(Records contained in a dataset)
------------------------------------------------

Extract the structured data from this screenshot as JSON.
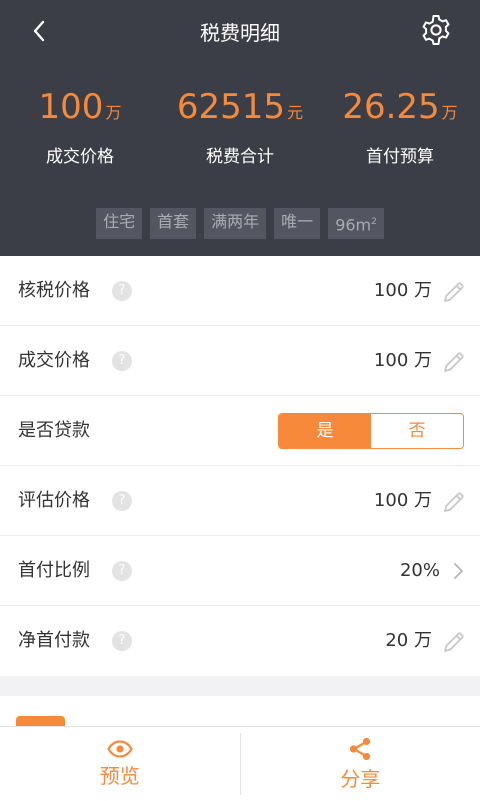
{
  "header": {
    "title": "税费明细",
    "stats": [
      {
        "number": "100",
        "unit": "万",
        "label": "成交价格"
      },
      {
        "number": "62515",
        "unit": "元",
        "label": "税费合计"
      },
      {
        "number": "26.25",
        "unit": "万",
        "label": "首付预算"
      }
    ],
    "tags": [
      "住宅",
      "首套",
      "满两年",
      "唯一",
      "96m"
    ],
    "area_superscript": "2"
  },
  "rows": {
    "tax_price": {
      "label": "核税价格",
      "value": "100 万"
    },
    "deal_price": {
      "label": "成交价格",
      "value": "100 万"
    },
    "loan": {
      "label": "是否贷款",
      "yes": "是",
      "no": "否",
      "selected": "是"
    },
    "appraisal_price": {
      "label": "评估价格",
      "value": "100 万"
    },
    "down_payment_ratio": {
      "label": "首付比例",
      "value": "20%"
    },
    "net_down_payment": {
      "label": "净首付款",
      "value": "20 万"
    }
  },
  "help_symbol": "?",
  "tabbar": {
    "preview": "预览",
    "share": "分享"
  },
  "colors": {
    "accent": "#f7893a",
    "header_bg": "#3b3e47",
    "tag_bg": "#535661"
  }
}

------------------------------------------------

◆ **SHORT TASK**:
Collect the lines that hold "label".

◆ **RESPONSE TO THIS EXERCISE**:
        "label": "成交价格"
        "label": "税费合计"
        "label": "首付预算"
      "label": "核税价格",
      "label": "成交价格",
      "label": "是否贷款",
      "label": "评估价格",
      "label": "首付比例",
      "label": "净首付款",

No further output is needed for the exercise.